# Texto da página
□ □ □ □ □ □ □

A ideia desse blog começou com 0 livro "O Clube do Filme", de David Gilmour, onde um rapaz desinteressado da escola é convidado pelo pai (crítico de cinema) a abandonar os estudos, desde que os dois assistissem juntos a pelo menos três filmes por semana. Minha esposa (na época namorada) Elaynne me presenteou com este livro, e decidimos fazer algo parecido: assistir a um filme por semana em casa.
Fizemos uma lista inicial de 36 filmes, sendo 18 escolhidos por mim e 18 por ela. Sorteamos um filme para assistir e já indicamos qual será o seu substituto na lista. Ou seja, isso não vai acabar nunca. Eu tomei a iniciativa de comentar os dois primeiros filmes que assistimos, daí criamos o hábito de comentar cada filme que assistimos, sendo que os meus filmes são comentados pela Elaynne e os dela, por mim.
Os comentários apresentam muitos spoillers. Por isso, se você gosta de surpresas, não vai gostar de ler nossos comentários. Se pra você tanto faz, ou se já assistiu aos filmes, aposto que vai se interessar em nossos comentários, mesmo que não concorde com todos.

□ □ □ □ □ □ □

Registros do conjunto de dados
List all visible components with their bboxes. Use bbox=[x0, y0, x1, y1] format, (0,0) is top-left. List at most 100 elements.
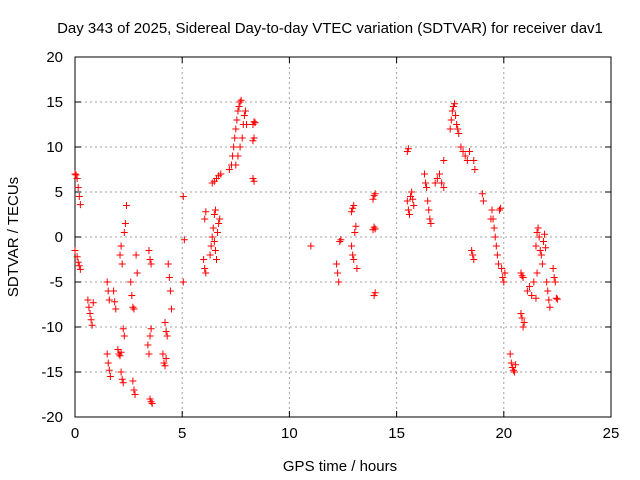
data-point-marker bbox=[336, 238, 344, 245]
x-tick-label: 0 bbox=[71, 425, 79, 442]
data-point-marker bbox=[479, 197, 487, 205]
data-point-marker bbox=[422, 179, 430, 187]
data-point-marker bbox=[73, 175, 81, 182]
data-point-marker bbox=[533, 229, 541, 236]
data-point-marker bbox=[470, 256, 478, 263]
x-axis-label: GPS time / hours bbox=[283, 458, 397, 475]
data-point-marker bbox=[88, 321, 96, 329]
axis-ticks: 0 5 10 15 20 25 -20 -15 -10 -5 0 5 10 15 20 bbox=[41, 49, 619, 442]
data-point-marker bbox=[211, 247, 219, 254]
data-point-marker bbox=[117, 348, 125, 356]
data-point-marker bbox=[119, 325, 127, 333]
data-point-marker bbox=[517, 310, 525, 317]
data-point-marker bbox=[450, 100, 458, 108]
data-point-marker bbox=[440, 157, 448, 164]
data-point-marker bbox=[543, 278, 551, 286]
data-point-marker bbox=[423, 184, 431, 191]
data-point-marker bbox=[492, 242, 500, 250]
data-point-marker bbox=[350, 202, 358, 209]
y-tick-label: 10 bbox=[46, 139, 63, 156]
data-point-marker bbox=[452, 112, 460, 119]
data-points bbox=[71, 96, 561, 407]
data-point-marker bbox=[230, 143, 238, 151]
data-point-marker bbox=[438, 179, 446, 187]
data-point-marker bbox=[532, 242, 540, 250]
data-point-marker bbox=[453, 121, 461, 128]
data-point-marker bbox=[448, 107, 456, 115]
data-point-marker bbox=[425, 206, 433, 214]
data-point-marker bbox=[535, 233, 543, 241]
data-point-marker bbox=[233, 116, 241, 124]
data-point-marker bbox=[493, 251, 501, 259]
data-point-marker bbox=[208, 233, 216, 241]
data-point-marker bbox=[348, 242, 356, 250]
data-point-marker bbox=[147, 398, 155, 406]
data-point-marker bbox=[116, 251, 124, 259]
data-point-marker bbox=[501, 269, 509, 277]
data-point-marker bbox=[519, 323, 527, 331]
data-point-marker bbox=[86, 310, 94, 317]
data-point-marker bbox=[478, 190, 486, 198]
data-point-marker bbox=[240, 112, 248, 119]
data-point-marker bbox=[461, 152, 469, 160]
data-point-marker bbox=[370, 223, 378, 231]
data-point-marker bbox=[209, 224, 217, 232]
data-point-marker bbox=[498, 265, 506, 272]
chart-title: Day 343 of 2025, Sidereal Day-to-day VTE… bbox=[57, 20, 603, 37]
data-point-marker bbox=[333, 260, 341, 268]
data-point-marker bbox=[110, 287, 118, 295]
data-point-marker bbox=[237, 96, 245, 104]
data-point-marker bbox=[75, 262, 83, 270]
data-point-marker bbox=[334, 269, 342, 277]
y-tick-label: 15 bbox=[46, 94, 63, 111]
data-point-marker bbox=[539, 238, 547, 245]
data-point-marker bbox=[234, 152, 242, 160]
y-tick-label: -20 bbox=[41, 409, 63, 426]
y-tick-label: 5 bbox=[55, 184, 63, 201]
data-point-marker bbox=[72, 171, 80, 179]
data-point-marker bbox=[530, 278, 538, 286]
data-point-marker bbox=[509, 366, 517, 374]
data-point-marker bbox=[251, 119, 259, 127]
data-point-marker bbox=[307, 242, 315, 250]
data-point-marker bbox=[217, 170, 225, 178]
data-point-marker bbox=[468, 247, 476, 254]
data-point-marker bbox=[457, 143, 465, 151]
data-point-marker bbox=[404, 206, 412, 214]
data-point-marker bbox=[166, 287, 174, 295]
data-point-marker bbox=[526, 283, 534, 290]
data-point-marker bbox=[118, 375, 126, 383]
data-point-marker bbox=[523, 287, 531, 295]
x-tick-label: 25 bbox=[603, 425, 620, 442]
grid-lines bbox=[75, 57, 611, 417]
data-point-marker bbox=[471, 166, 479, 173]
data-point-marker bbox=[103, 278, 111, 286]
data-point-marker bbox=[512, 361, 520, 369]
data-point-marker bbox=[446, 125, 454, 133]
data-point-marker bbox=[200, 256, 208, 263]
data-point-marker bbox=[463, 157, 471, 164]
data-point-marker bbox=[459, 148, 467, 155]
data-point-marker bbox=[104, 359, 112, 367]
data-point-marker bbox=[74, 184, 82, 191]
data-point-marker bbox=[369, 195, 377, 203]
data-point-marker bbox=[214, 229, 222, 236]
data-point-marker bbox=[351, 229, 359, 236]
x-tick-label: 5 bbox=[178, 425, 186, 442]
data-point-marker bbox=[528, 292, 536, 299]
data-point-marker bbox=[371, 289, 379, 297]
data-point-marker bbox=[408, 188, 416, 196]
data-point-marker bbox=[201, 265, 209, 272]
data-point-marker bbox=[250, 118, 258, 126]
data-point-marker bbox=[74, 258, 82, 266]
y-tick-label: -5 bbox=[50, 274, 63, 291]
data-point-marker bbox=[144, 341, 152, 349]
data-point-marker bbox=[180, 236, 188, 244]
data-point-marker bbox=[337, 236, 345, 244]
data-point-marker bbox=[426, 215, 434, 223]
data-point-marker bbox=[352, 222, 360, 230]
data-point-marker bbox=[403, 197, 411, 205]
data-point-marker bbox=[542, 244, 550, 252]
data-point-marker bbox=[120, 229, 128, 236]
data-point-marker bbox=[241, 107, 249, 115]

□ □ □ □ □ □ □

# Lista de tarefas
A – Segundo o texto sobre o blog, quantos filmes havia na lista inicial do casal?
B – Transcreva fielmente do texto sobre o blog o trecho que começa em "A ideia desse" e termina em "dela, por mim.".

# Respostas por tarefa
A – 36 filmes, sendo 18 escolhidos por cada um.

B –
A ideia desse blog começou com 0 livro "O Clube do Filme", de David Gilmour, onde um rapaz desinteressado da escola é convidado pelo pai (crítico de cinema) a abandonar os estudos, desde que os dois assistissem juntos a pelo menos três filmes por semana. Minha esposa (na época namorada) Elaynne me presenteou com este livro, e decidimos fazer algo parecido: assistir a um filme por semana em casa.
Fizemos uma lista inicial de 36 filmes, sendo 18 escolhidos por mim e 18 por ela. Sorteamos um filme para assistir e já indicamos qual será o seu substituto na lista. Ou seja, isso não vai acabar nunca. Eu tomei a iniciativa de comentar os dois primeiros filmes que assistimos, daí criamos o hábito de comentar cada filme que assistimos, sendo que os meus filmes são comentados pela Elaynne e os dela, por mim.